◆ **Exercise brief**:
Pick out all lines with the word "value" from the records that follow.

◆ **Stored entries**:
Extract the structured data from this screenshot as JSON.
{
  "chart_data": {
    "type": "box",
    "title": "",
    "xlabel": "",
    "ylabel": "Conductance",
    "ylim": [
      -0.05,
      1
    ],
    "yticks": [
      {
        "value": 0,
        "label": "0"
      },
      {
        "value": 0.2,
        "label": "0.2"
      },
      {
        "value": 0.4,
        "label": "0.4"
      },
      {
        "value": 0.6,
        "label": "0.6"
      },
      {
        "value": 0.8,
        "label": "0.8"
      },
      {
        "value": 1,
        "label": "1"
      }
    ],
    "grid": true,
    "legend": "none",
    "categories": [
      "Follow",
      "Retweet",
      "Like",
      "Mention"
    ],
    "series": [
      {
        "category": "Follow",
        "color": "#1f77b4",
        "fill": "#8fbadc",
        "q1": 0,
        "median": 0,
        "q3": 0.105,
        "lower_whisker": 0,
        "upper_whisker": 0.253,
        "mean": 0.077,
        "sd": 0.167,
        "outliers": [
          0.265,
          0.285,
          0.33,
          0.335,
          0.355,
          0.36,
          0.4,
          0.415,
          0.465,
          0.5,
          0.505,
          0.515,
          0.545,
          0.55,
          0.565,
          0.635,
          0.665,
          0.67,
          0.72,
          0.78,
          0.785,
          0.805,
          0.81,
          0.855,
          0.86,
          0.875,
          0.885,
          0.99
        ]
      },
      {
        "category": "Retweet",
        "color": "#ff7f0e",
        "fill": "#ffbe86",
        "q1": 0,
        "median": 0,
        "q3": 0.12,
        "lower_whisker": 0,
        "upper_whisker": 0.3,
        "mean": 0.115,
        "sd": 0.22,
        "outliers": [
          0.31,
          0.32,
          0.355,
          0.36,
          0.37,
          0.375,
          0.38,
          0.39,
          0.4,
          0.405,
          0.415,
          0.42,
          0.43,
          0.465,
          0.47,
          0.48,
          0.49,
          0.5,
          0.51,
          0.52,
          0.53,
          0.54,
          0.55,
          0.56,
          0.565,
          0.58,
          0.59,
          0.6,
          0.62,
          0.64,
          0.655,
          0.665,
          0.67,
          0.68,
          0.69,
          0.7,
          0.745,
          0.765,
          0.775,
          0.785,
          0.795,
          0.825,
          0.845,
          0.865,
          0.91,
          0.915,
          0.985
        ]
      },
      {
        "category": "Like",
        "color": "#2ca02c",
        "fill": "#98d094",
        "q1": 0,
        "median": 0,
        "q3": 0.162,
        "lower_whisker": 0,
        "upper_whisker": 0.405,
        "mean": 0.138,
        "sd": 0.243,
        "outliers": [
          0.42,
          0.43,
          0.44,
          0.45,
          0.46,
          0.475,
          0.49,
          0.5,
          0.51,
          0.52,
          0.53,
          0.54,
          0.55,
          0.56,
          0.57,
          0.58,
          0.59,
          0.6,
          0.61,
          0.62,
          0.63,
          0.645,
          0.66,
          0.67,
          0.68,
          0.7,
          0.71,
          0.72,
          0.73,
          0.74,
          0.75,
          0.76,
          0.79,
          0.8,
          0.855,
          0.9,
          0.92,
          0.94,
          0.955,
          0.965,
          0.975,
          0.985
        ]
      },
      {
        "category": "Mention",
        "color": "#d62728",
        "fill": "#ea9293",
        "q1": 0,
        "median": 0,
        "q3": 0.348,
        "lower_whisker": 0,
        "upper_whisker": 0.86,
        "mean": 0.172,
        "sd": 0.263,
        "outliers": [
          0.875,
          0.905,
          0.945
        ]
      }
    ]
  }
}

◆ **Output of the exercise**:
        "value": 0,
        "value": 0.2,
        "value": 0.4,
        "value": 0.6,
        "value": 0.8,
        "value": 1,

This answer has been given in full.